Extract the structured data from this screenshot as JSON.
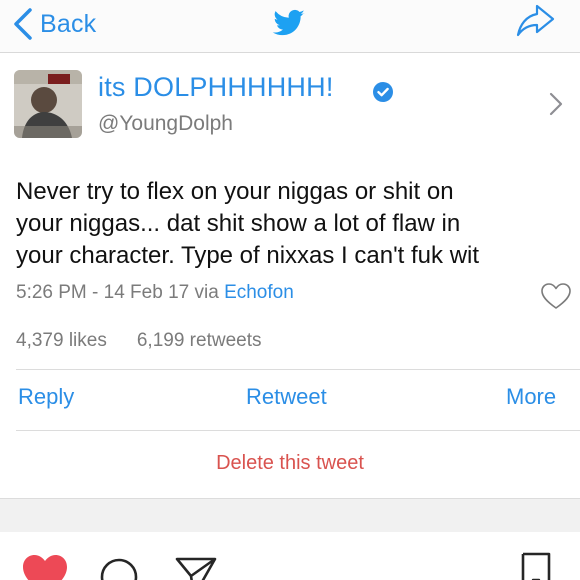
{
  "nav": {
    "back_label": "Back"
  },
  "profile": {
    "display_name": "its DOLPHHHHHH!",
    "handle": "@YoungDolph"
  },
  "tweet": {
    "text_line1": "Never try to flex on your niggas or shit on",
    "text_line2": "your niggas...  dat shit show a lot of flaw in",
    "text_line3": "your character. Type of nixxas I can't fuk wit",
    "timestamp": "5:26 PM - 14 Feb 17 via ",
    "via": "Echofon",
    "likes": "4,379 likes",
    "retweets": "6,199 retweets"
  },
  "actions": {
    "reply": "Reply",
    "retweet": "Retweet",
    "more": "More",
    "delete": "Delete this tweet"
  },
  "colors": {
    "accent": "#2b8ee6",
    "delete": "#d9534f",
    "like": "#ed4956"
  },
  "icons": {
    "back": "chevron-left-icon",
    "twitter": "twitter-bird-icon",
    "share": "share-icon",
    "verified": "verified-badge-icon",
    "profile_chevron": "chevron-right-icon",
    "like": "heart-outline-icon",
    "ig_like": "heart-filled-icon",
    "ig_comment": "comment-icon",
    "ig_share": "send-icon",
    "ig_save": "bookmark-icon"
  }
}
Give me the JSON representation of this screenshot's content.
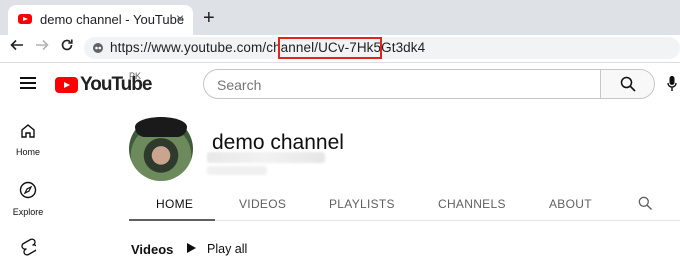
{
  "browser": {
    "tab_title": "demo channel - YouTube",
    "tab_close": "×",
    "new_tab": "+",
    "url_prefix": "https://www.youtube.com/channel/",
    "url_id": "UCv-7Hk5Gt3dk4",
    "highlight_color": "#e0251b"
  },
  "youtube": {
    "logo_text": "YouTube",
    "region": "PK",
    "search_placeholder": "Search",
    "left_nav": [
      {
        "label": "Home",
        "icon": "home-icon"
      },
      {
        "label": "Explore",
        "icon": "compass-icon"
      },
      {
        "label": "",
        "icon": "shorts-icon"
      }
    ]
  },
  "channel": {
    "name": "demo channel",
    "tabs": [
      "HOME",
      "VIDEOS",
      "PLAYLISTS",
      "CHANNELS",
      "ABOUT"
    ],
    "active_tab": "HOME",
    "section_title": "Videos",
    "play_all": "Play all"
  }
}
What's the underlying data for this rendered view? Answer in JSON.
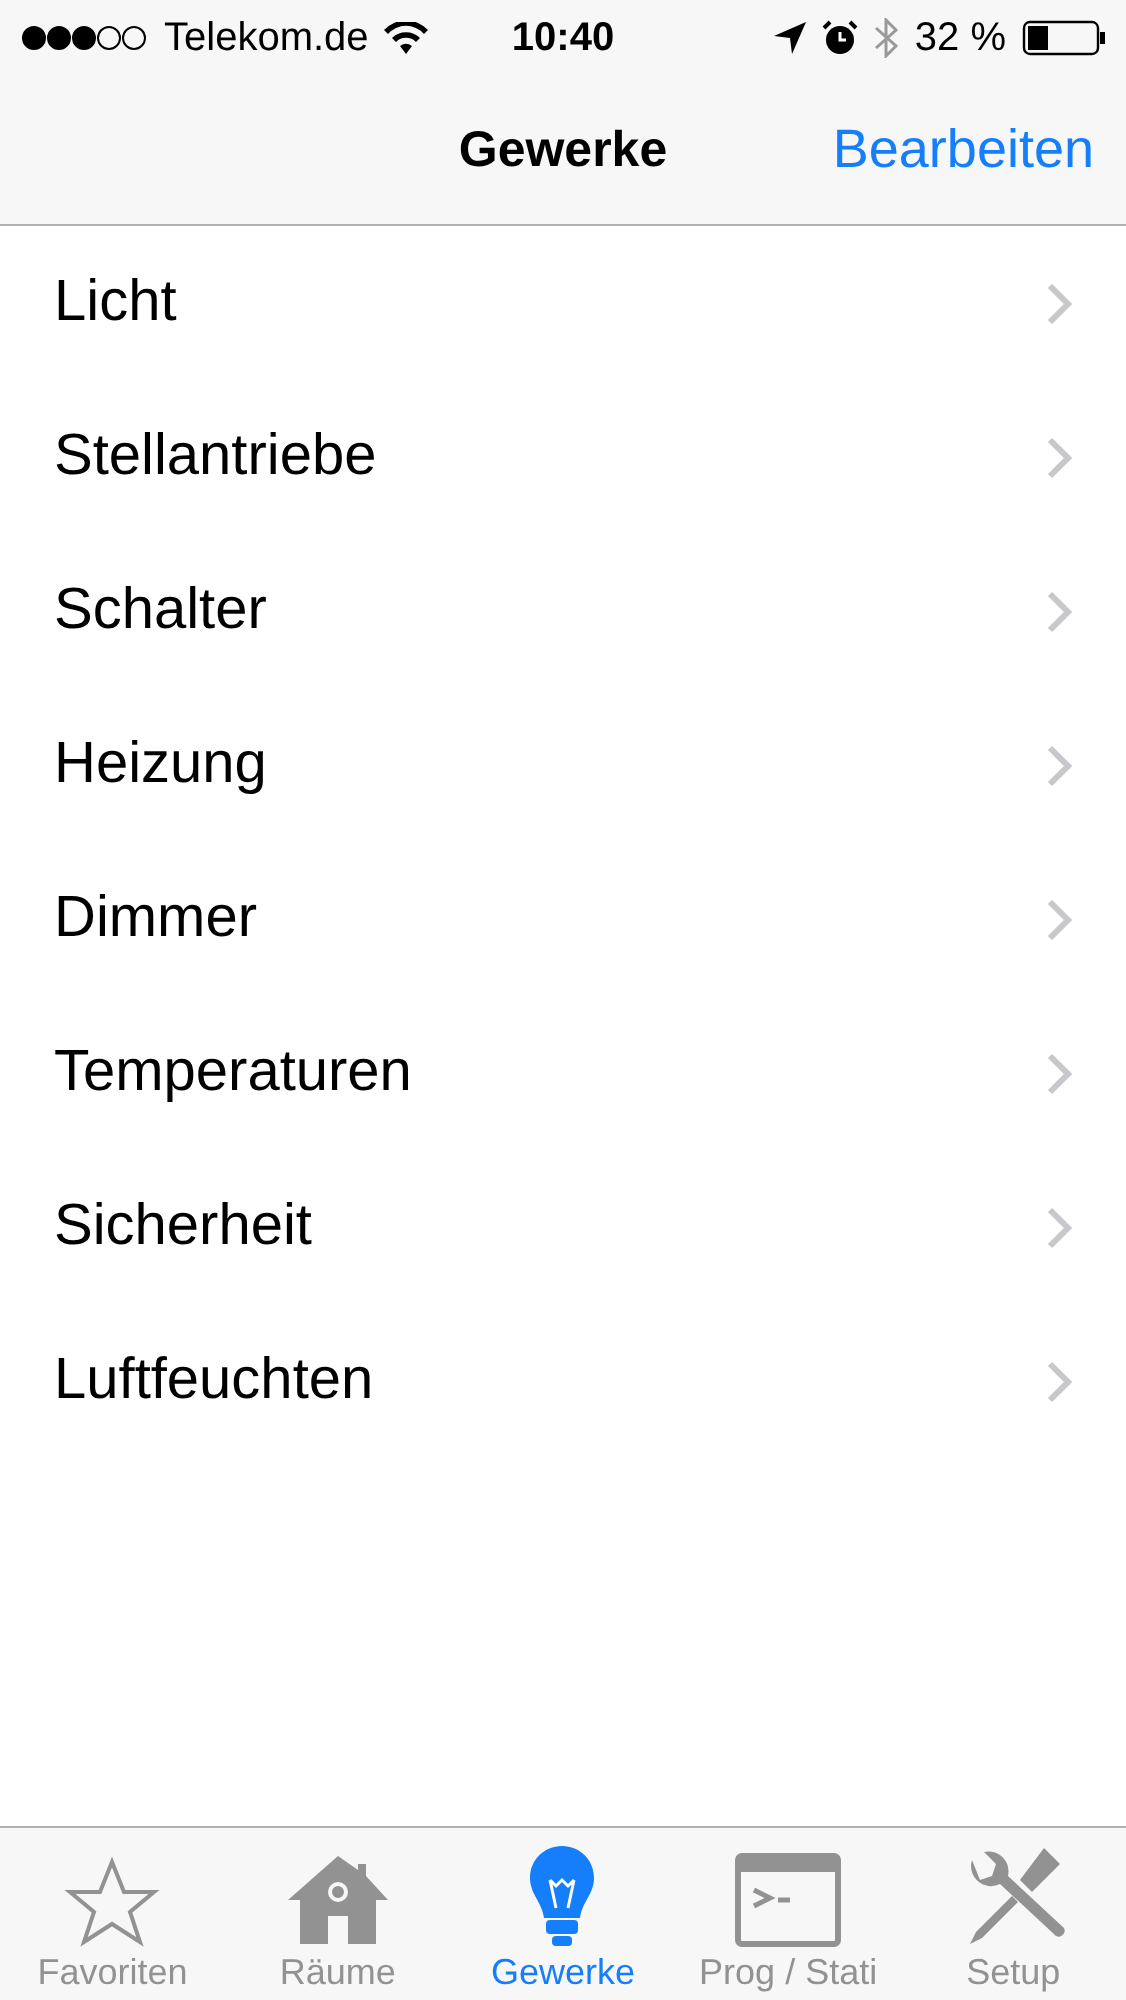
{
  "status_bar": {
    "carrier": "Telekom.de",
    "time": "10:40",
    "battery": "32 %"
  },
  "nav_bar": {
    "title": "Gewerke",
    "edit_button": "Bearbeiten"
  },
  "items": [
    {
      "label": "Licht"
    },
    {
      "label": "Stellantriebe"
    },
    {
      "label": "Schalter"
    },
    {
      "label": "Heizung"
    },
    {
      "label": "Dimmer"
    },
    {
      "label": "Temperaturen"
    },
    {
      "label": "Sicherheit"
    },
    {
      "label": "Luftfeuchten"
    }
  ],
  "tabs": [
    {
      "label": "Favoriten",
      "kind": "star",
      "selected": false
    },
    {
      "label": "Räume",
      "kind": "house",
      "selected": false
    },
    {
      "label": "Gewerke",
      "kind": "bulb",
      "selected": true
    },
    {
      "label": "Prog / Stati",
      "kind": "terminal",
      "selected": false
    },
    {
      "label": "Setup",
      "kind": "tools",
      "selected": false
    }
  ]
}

....

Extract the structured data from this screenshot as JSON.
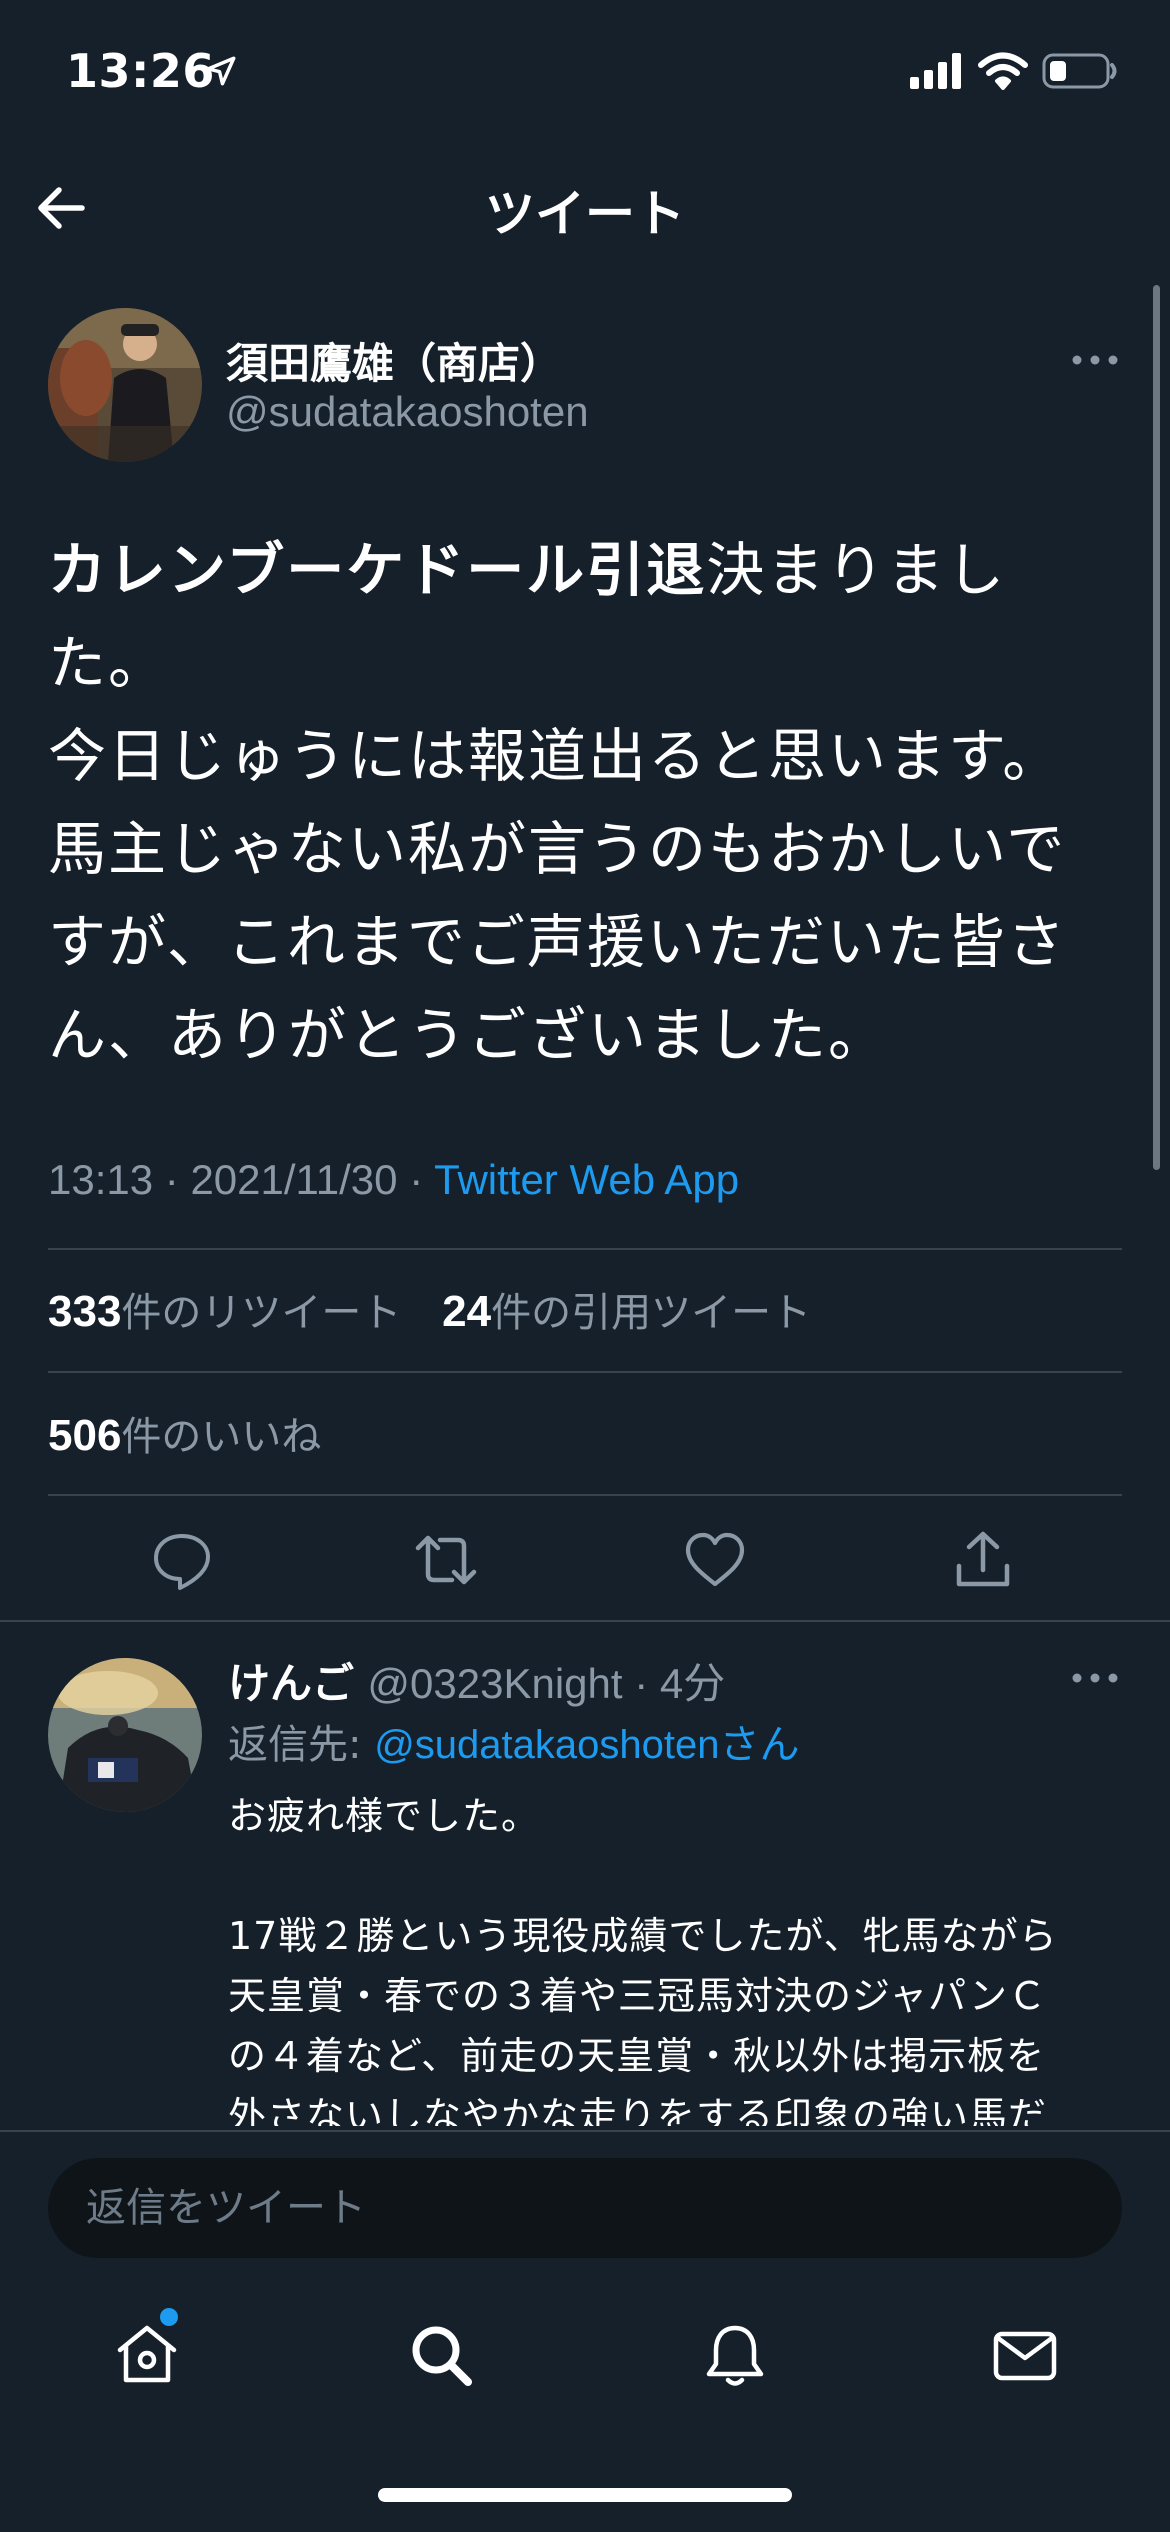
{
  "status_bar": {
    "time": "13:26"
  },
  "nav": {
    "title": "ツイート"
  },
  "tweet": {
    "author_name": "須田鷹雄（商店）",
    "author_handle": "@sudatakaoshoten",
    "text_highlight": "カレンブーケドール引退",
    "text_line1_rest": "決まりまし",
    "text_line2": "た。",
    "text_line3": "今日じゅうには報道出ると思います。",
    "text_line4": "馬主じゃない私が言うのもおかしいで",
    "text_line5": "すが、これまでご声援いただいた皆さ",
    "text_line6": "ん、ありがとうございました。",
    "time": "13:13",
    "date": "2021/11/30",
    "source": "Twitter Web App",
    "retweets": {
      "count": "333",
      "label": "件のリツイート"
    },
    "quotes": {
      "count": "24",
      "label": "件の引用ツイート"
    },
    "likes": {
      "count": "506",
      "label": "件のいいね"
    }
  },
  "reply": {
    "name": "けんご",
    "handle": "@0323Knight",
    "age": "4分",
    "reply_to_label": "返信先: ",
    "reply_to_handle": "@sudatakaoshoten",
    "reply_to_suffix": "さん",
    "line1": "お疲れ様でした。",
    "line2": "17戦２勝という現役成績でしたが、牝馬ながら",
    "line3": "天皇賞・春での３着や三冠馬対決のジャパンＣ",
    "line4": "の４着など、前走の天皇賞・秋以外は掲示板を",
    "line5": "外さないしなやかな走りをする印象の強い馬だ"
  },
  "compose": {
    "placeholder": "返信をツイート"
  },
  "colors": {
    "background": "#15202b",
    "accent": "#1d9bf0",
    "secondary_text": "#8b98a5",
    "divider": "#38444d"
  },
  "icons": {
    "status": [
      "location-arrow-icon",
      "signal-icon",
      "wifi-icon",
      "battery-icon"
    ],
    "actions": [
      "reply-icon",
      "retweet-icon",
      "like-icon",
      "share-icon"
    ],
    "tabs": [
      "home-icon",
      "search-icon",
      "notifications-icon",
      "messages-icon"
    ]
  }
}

....

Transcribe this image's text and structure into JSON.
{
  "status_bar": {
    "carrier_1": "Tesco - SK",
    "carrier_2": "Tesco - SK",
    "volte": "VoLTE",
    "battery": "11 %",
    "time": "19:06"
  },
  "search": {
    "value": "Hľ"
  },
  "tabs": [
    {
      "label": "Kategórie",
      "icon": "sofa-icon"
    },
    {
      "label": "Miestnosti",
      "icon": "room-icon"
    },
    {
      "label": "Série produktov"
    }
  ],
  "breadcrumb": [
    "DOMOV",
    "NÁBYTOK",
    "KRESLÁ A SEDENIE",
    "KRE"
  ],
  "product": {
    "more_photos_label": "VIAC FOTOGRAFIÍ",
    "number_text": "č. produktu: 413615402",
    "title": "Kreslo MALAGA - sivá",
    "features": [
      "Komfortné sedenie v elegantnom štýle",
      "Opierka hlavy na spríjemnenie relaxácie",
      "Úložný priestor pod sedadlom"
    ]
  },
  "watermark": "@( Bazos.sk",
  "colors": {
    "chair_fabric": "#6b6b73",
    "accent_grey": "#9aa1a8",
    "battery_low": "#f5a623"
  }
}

....

▶ _Task goal_
How many of the lines above hold "your"? Answer with only the number.

▶ _Reply to the task_
3